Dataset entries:
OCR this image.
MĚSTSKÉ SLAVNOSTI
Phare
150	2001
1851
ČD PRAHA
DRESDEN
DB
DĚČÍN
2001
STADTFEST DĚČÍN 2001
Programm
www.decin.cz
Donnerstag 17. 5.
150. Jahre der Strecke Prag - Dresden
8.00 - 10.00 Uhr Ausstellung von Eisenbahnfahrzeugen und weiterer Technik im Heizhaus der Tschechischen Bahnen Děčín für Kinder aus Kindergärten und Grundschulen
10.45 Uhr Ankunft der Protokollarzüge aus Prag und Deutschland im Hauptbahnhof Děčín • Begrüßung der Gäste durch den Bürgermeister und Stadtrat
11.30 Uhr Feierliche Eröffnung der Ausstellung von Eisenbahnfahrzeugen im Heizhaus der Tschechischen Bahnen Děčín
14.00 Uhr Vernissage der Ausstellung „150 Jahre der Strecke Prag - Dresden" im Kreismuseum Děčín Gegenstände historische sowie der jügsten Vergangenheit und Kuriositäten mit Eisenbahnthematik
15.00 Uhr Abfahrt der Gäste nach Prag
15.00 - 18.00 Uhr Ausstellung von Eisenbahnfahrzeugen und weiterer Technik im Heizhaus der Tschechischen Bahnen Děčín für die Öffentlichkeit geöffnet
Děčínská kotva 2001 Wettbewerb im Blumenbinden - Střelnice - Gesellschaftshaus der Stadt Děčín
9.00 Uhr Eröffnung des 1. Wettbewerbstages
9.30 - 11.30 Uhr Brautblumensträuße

Stated goal> Each line of the material above must be retyped precisely.

Solution to this problem>
OCR this image.
MĚSTSKÉ SLAVNOSTI
Phare
150	2001
1851
ČD PRAHA
DRESDEN
DB
DĚČÍN
2001
STADTFEST DĚČÍN 2001
Programm
www.decin.cz
Donnerstag 17. 5.
150. Jahre der Strecke Prag - Dresden
8.00 - 10.00 Uhr Ausstellung von Eisenbahnfahrzeugen und weiterer Technik im Heizhaus der Tschechischen Bahnen Děčín für Kinder aus Kindergärten und Grundschulen
10.45 Uhr Ankunft der Protokollarzüge aus Prag und Deutschland im Hauptbahnhof Děčín • Begrüßung der Gäste durch den Bürgermeister und Stadtrat
11.30 Uhr Feierliche Eröffnung der Ausstellung von Eisenbahnfahrzeugen im Heizhaus der Tschechischen Bahnen Děčín
14.00 Uhr Vernissage der Ausstellung „150 Jahre der Strecke Prag - Dresden" im Kreismuseum Děčín Gegenstände historische sowie der jügsten Vergangenheit und Kuriositäten mit Eisenbahnthematik
15.00 Uhr Abfahrt der Gäste nach Prag
15.00 - 18.00 Uhr Ausstellung von Eisenbahnfahrzeugen und weiterer Technik im Heizhaus der Tschechischen Bahnen Děčín für die Öffentlichkeit geöffnet
Děčínská kotva 2001 Wettbewerb im Blumenbinden - Střelnice - Gesellschaftshaus der Stadt Děčín
9.00 Uhr Eröffnung des 1. Wettbewerbstages
9.30 - 11.30 Uhr Brautblumensträuße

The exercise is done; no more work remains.